◆ Text segment ◆
..........

Yukuk Shad (r. 638–642, died 653) reigned in the final days of the Western Turkic Khaganate. His name Yukuk means "owl", according to Gumilyov, or means "venerable", according to Gabain. His full title was 乙毗咄陆可汗 or Yipi Duolu Kehan (Zuev's reconstructed Old Turkic: *Yelbi Turuk Qaghan).

Early days 

He was the son of Illig Qaghan, ruler of the Eastern Turkic Khaganate and spent his early years there. In 627, he was assigned to suppress a rebellion around Tien shan but was defeated and fled.

Invitation from the West 

After the death of Tong of the Western Turkic Khanate in 628, the central authority of the khagans among the West Turks was challenged by the leaders of the ten tribes collectively known as Onok. However, there was also a competition between the two wings of Onok; i.e., the Dulu and the Nushibi factions. Ishbara Tolis who became the khagan in 634 tried to increase his authority by the support of Nushibi. But his camp was raided and he had to escape to Fergana (in modern Uzbekistan). But even after his escape, the leaders of the ten tribes preferred a khagan from the Ashina house to maintain the delicate balance between the two wings. Yukuk's name was proposed by a certain Tun Tudun. Yukuk whose father's territory had long been lost readily accepted the invitation. But it soon turned out that although he was welcome by Dulu, Nushibi tribes opposed him.

Yukuk as a khagan 

After a civil war between the two wings of the Onok, Ili River became the border line between the Nushibi (the south of he river) and the Tulo (north of the river ) by the Ili river treaty in 638. Yukuk assumed the title Ilig Beg Tughluk Khagan  and became the khagan of the north side. By 641, Yukuk  consolidated most  tribes between the Ili River and Siberia (including those not a part of Onok group) under his rule. In 642 he raided Samarkand (in modern Uzbekistan) one of the wealthiest cities of the silk road. But the distribution of loot between the tribes caused problems, and he lost the support of Tulo tribes. Nushibi tribes, supported by Tang China, saw this as a chance to overthrow Yukuk. They elected Irbis Seguy (Ilig Beg Shekuei Qaghan) as they khagan. This election meant the end of Onok union. Initially they attacked Yukuk and forced him to escape to Isfijab (Sayram in modern Kazakhstan). They further laid a siege on Istijab . But although Yukuk got no help from Tulo tribes he managed to defeat them. After this victory, Yukuk tried to regain Tulo support. But Tulo leaders rejected his proposal. Yukuk, feeling insecure without tribal support, escaped to Kunduz (in modern Afghanistan) in 642.

..........

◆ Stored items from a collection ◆

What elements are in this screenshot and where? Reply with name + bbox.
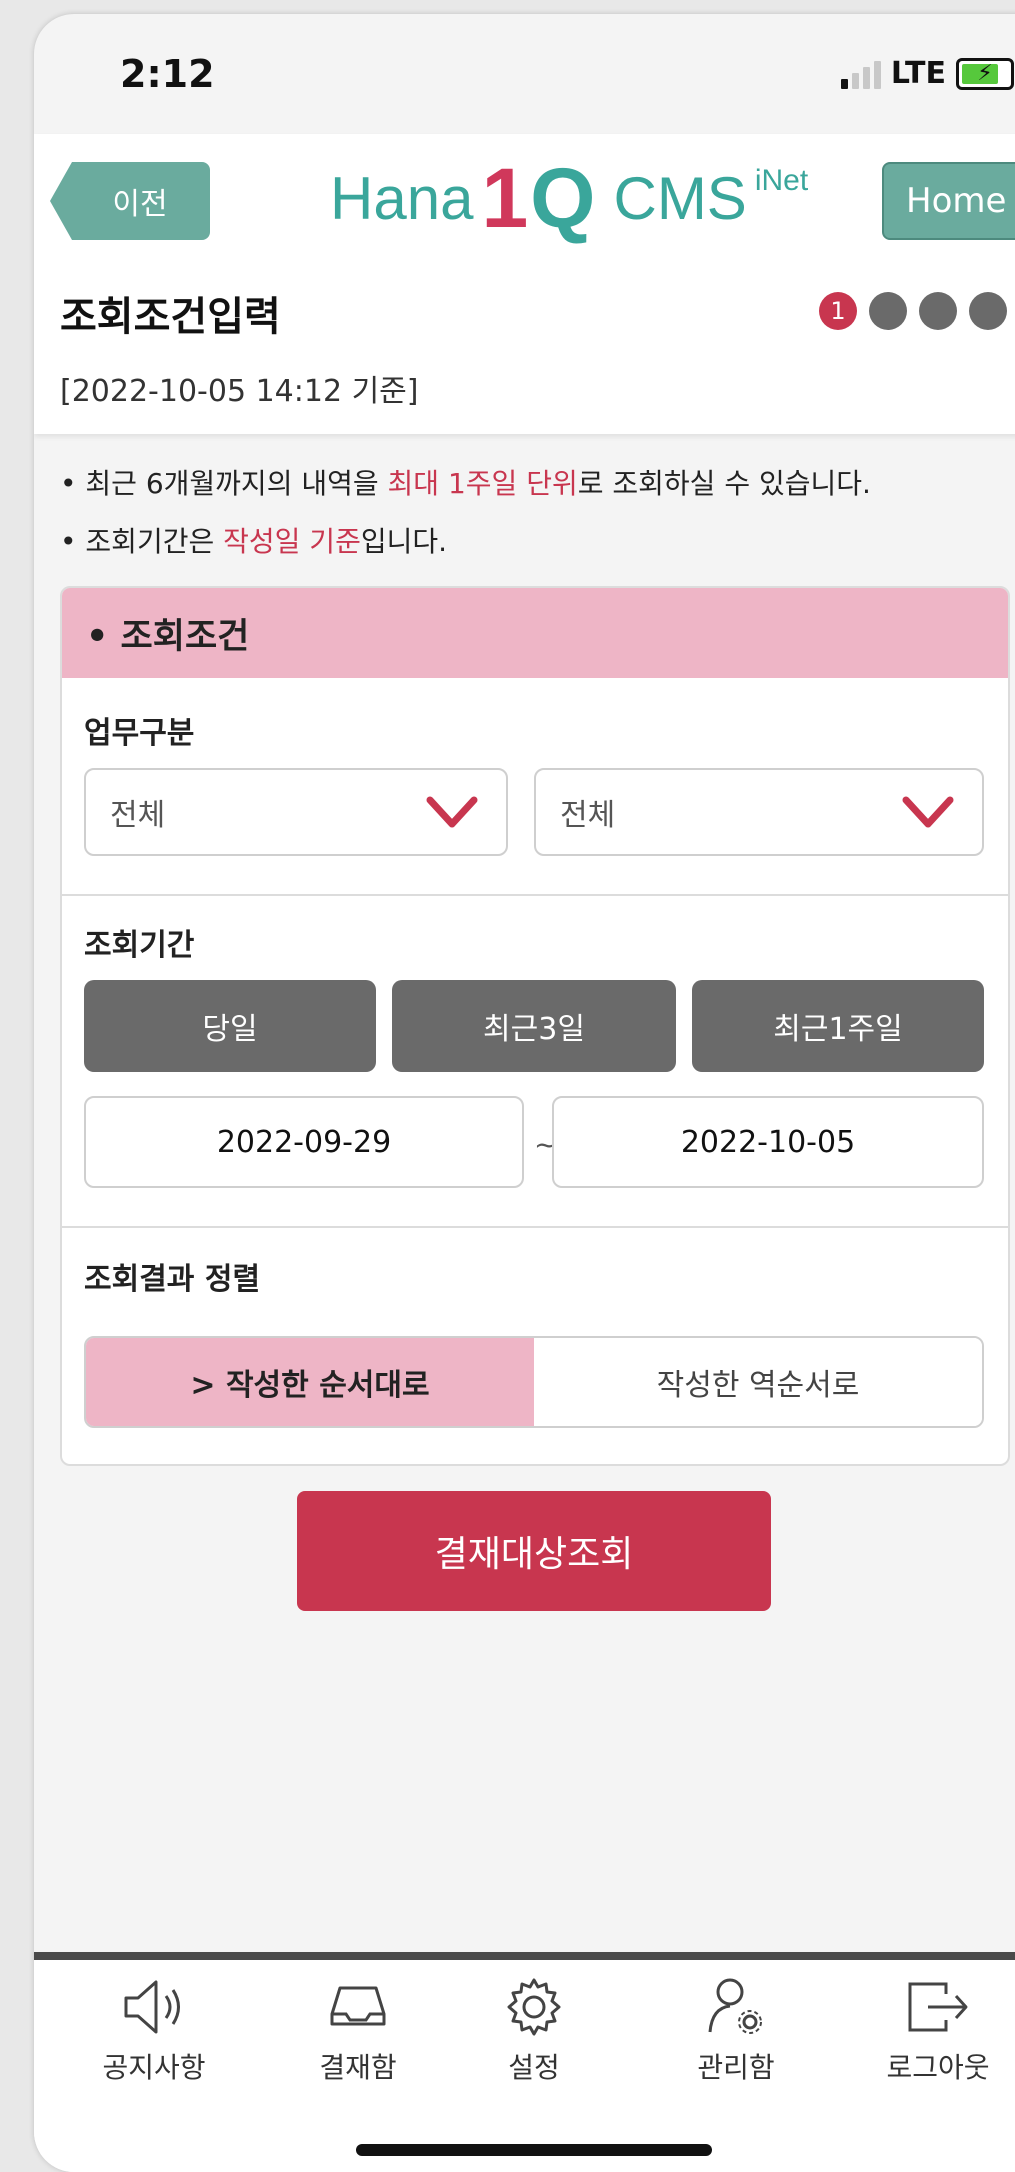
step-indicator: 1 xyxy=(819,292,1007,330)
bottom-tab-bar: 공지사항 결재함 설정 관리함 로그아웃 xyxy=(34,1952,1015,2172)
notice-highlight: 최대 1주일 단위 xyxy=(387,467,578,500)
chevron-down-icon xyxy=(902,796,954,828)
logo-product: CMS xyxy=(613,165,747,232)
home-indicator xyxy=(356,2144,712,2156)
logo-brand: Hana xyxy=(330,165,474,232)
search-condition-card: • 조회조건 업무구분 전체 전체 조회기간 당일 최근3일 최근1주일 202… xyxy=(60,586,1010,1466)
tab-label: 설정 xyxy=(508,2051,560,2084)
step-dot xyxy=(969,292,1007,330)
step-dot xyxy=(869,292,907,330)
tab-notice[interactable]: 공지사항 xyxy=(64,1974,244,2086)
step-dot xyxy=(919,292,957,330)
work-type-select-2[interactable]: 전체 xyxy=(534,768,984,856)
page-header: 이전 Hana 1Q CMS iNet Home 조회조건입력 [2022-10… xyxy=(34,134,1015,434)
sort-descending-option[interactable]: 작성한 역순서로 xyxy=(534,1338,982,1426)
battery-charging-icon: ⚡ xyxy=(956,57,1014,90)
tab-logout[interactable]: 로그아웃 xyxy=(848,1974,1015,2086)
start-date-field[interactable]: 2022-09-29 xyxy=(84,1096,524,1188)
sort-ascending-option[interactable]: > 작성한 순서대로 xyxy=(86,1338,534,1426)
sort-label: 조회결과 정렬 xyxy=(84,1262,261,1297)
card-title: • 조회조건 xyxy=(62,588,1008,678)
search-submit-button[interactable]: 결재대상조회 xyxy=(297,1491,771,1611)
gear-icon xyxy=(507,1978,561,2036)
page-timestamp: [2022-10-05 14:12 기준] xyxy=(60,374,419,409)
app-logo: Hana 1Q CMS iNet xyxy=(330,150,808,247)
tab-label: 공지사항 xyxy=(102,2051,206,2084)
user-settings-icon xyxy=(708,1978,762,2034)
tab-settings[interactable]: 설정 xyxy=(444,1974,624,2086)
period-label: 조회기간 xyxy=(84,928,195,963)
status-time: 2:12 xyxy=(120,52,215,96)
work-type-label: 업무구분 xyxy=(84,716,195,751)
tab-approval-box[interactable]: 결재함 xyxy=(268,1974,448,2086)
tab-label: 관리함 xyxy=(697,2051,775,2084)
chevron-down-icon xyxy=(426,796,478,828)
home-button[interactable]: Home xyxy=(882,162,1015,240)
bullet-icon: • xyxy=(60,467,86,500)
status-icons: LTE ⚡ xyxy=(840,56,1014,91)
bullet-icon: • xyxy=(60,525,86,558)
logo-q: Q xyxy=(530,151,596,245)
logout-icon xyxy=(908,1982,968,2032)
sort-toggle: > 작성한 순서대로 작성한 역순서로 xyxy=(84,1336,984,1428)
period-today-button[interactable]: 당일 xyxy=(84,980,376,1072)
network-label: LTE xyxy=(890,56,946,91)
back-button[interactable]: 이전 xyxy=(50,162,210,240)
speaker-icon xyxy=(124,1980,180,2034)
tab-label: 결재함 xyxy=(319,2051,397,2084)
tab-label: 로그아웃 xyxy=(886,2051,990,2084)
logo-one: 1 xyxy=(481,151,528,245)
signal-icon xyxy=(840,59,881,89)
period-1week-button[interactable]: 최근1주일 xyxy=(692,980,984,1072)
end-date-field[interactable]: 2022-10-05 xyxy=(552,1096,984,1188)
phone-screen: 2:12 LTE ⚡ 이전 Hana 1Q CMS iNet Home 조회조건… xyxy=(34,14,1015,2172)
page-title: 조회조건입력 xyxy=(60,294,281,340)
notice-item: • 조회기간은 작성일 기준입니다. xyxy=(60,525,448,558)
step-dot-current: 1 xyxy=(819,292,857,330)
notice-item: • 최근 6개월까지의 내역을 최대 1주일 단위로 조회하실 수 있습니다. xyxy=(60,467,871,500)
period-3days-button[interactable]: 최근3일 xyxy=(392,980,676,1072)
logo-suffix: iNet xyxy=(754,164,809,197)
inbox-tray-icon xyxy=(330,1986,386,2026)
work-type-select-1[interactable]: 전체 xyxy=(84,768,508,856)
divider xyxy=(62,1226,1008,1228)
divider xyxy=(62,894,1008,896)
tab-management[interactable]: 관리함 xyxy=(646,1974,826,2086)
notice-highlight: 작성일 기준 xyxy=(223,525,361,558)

..........

◆ Exercise tasks ◆
A - List every place in the biography of Yukuk Shad that the text locates in a modern country, and give the country for each.
B - Continue the biography of Yukuk Shad, starting right after its final sentence about his escape to Kunduz.

◆ Responses to the exercise ◆
A - Fergana (Uzbekistan), Samarkand (Uzbekistan), Isfijab, also called Sayram (Kazakhstan), Kunduz (Afghanistan)

B -
He then conquered Tuhuoluo (吐火羅; i.e. Bactrian-speaking Tokharoi or Tocharians) and attacked Yiwu in 642, which had by now been converted into Tang's Yi Prefecture (伊州), although his attacks were repelled by the Tang general Guo Xiaoke (郭孝恪).

In 642, he began to suffer dissent within, as he was said to have hoarded the spoils from attacks on the Sogdian states of Kangju (康居) and Maymurgh (米 Mǐ; on the Amu Darya near today Panjakent) and refused to divide them with his subordinates, and when one of his generals, Ashina Nishou (阿史那泥熟) nevertheless seized some, Ashina Yugu executed him, causing Ashina Nishou's subordinate Huluwu (胡祿屋) to rebel. The rebels sought aid from Tang, and Emperor Taizong created El Kulug Shad's son as Irbis Sheguy khagan. Yukuk initially prevailed in battle against Yipishekui Khan, but the rebels refused to submit despite the defeats, and Yukuk eventually withdrew and took up position in former Tuhuoluo territory.

Later years 
New khagan initially attacked Yukuk and forced him to escape to Isfijab (Sayram in modern Kazakhstan). They further laid a siege on Isfijab . But although Yukuk got no help from Tulu tribes he managed to defeat them. After this victory, Yukuk tried to regain Tulu support. But Tulo leaders rejected his proposal. Yukuk, feeling insecure without tribal support, escaped to Kunduz (in modern Afghanistan) in 642. He spent the rest of his life in Kunduz and died in 653. His heir was Zhenzhu Yabgu, who was one of the last representatives of the family. But his authority was limited to a single city.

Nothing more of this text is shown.